Without the images, write out the whole listing exactly.
## BEGIN Material supplied
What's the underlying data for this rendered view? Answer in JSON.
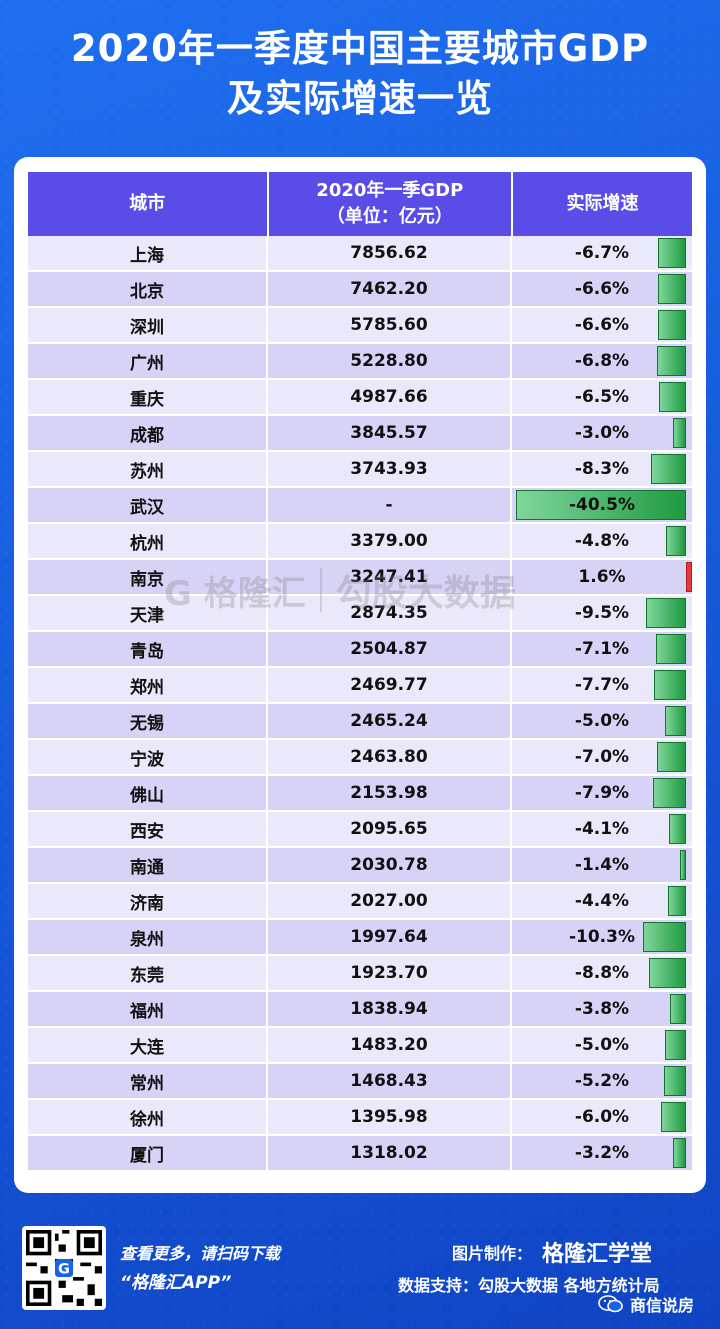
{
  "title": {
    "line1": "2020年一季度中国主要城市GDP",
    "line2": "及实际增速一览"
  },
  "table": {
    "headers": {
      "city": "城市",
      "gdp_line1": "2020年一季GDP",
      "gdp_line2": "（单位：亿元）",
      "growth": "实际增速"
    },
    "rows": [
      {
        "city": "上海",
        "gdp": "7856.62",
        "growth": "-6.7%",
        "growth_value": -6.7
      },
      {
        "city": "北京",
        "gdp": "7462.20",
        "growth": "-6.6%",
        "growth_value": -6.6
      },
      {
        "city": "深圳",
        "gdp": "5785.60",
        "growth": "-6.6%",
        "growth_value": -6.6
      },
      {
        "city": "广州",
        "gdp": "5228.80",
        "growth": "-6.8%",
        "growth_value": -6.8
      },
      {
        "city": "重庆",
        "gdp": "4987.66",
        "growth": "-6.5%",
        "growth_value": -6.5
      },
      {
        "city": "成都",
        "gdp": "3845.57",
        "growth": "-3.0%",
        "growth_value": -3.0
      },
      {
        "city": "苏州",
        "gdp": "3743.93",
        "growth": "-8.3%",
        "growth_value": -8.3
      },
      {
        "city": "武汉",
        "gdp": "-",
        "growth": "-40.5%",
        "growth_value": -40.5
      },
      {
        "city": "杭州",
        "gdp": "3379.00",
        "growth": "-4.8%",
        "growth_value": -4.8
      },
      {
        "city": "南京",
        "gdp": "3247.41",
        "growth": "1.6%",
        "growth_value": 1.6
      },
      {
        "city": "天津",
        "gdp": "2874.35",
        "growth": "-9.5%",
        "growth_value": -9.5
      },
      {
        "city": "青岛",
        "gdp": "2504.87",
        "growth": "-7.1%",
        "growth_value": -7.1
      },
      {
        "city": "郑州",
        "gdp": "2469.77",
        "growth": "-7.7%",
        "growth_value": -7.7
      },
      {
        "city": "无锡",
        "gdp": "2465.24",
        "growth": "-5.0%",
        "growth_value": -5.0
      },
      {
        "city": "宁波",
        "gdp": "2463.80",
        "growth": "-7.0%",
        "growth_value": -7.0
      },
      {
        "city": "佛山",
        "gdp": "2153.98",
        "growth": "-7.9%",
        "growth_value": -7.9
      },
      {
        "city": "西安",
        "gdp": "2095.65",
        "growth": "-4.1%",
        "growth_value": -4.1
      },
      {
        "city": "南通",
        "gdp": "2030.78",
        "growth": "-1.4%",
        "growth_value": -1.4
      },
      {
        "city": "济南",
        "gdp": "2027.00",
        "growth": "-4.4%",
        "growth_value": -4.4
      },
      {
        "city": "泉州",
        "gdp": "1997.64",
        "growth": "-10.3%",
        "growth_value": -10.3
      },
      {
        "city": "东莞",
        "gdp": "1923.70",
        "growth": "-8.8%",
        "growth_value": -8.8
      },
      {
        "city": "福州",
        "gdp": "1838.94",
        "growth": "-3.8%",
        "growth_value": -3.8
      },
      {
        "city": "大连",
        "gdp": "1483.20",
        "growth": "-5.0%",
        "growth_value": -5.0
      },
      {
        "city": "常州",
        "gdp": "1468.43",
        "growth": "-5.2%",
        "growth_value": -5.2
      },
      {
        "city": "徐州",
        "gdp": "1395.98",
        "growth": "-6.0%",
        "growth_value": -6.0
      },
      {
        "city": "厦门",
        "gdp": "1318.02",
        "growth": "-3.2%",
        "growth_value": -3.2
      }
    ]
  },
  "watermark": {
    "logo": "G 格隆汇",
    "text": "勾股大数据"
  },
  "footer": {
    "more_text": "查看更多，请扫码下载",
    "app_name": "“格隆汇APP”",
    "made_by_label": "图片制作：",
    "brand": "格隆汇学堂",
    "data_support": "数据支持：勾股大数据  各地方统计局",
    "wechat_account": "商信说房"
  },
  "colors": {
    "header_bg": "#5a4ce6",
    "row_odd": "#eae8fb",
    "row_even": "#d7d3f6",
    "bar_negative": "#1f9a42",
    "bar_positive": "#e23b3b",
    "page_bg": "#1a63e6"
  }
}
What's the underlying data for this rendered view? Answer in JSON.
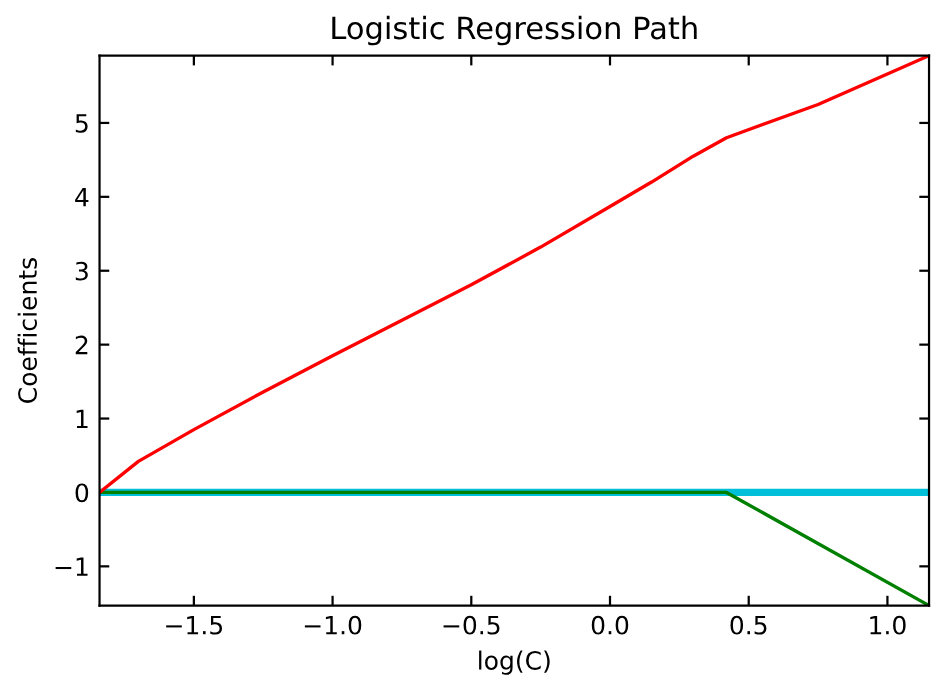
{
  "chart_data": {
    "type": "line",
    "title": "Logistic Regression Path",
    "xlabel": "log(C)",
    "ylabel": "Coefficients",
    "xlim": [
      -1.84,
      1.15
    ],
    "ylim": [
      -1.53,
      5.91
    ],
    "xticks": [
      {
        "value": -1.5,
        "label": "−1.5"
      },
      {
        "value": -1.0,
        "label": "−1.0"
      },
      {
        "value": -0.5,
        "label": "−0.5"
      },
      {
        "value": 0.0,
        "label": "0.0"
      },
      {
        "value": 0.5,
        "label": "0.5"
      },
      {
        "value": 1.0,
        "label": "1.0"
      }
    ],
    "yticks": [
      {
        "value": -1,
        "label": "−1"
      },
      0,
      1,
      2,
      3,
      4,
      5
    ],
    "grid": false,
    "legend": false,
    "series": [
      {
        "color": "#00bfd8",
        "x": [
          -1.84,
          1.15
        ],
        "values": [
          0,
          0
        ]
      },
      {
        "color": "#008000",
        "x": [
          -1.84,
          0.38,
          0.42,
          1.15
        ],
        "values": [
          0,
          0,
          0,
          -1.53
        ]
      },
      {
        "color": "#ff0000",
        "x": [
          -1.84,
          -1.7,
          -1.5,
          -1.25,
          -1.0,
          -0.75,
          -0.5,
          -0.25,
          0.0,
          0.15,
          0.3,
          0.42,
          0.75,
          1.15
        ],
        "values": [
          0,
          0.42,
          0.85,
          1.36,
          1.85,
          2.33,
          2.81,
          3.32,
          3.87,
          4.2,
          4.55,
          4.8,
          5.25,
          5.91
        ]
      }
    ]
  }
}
## END Material supplied
# [Correct response]
What's the underlying data for this rendered view? Answer in JSON.
{
  "title": {
    "line1": "2020年一季度中国主要城市GDP",
    "line2": "及实际增速一览"
  },
  "table": {
    "headers": {
      "city": "城市",
      "gdp_line1": "2020年一季GDP",
      "gdp_line2": "（单位：亿元）",
      "growth": "实际增速"
    },
    "rows": [
      {
        "city": "上海",
        "gdp": "7856.62",
        "growth": "-6.7%",
        "growth_value": -6.7
      },
      {
        "city": "北京",
        "gdp": "7462.20",
        "growth": "-6.6%",
        "growth_value": -6.6
      },
      {
        "city": "深圳",
        "gdp": "5785.60",
        "growth": "-6.6%",
        "growth_value": -6.6
      },
      {
        "city": "广州",
        "gdp": "5228.80",
        "growth": "-6.8%",
        "growth_value": -6.8
      },
      {
        "city": "重庆",
        "gdp": "4987.66",
        "growth": "-6.5%",
        "growth_value": -6.5
      },
      {
        "city": "成都",
        "gdp": "3845.57",
        "growth": "-3.0%",
        "growth_value": -3.0
      },
      {
        "city": "苏州",
        "gdp": "3743.93",
        "growth": "-8.3%",
        "growth_value": -8.3
      },
      {
        "city": "武汉",
        "gdp": "-",
        "growth": "-40.5%",
        "growth_value": -40.5
      },
      {
        "city": "杭州",
        "gdp": "3379.00",
        "growth": "-4.8%",
        "growth_value": -4.8
      },
      {
        "city": "南京",
        "gdp": "3247.41",
        "growth": "1.6%",
        "growth_value": 1.6
      },
      {
        "city": "天津",
        "gdp": "2874.35",
        "growth": "-9.5%",
        "growth_value": -9.5
      },
      {
        "city": "青岛",
        "gdp": "2504.87",
        "growth": "-7.1%",
        "growth_value": -7.1
      },
      {
        "city": "郑州",
        "gdp": "2469.77",
        "growth": "-7.7%",
        "growth_value": -7.7
      },
      {
        "city": "无锡",
        "gdp": "2465.24",
        "growth": "-5.0%",
        "growth_value": -5.0
      },
      {
        "city": "宁波",
        "gdp": "2463.80",
        "growth": "-7.0%",
        "growth_value": -7.0
      },
      {
        "city": "佛山",
        "gdp": "2153.98",
        "growth": "-7.9%",
        "growth_value": -7.9
      },
      {
        "city": "西安",
        "gdp": "2095.65",
        "growth": "-4.1%",
        "growth_value": -4.1
      },
      {
        "city": "南通",
        "gdp": "2030.78",
        "growth": "-1.4%",
        "growth_value": -1.4
      },
      {
        "city": "济南",
        "gdp": "2027.00",
        "growth": "-4.4%",
        "growth_value": -4.4
      },
      {
        "city": "泉州",
        "gdp": "1997.64",
        "growth": "-10.3%",
        "growth_value": -10.3
      },
      {
        "city": "东莞",
        "gdp": "1923.70",
        "growth": "-8.8%",
        "growth_value": -8.8
      },
      {
        "city": "福州",
        "gdp": "1838.94",
        "growth": "-3.8%",
        "growth_value": -3.8
      },
      {
        "city": "大连",
        "gdp": "1483.20",
        "growth": "-5.0%",
        "growth_value": -5.0
      },
      {
        "city": "常州",
        "gdp": "1468.43",
        "growth": "-5.2%",
        "growth_value": -5.2
      },
      {
        "city": "徐州",
        "gdp": "1395.98",
        "growth": "-6.0%",
        "growth_value": -6.0
      },
      {
        "city": "厦门",
        "gdp": "1318.02",
        "growth": "-3.2%",
        "growth_value": -3.2
      }
    ]
  },
  "watermark": {
    "logo": "G 格隆汇",
    "text": "勾股大数据"
  },
  "footer": {
    "more_text": "查看更多，请扫码下载",
    "app_name": "“格隆汇APP”",
    "made_by_label": "图片制作：",
    "brand": "格隆汇学堂",
    "data_support": "数据支持：勾股大数据  各地方统计局",
    "wechat_account": "商信说房"
  },
  "colors": {
    "header_bg": "#5a4ce6",
    "row_odd": "#eae8fb",
    "row_even": "#d7d3f6",
    "bar_negative": "#1f9a42",
    "bar_positive": "#e23b3b",
    "page_bg": "#1a63e6"
  }
}
What's the underlying data for this rendered view? Answer in JSON.
{
  "chart_data": {
    "type": "line",
    "title": "Logistic Regression Path",
    "xlabel": "log(C)",
    "ylabel": "Coefficients",
    "xlim": [
      -1.84,
      1.15
    ],
    "ylim": [
      -1.53,
      5.91
    ],
    "xticks": [
      {
        "value": -1.5,
        "label": "−1.5"
      },
      {
        "value": -1.0,
        "label": "−1.0"
      },
      {
        "value": -0.5,
        "label": "−0.5"
      },
      {
        "value": 0.0,
        "label": "0.0"
      },
      {
        "value": 0.5,
        "label": "0.5"
      },
      {
        "value": 1.0,
        "label": "1.0"
      }
    ],
    "yticks": [
      {
        "value": -1,
        "label": "−1"
      },
      0,
      1,
      2,
      3,
      4,
      5
    ],
    "grid": false,
    "legend": false,
    "series": [
      {
        "color": "#00bfd8",
        "x": [
          -1.84,
          1.15
        ],
        "values": [
          0,
          0
        ]
      },
      {
        "color": "#008000",
        "x": [
          -1.84,
          0.38,
          0.42,
          1.15
        ],
        "values": [
          0,
          0,
          0,
          -1.53
        ]
      },
      {
        "color": "#ff0000",
        "x": [
          -1.84,
          -1.7,
          -1.5,
          -1.25,
          -1.0,
          -0.75,
          -0.5,
          -0.25,
          0.0,
          0.15,
          0.3,
          0.42,
          0.75,
          1.15
        ],
        "values": [
          0,
          0.42,
          0.85,
          1.36,
          1.85,
          2.33,
          2.81,
          3.32,
          3.87,
          4.2,
          4.55,
          4.8,
          5.25,
          5.91
        ]
      }
    ]
  }
}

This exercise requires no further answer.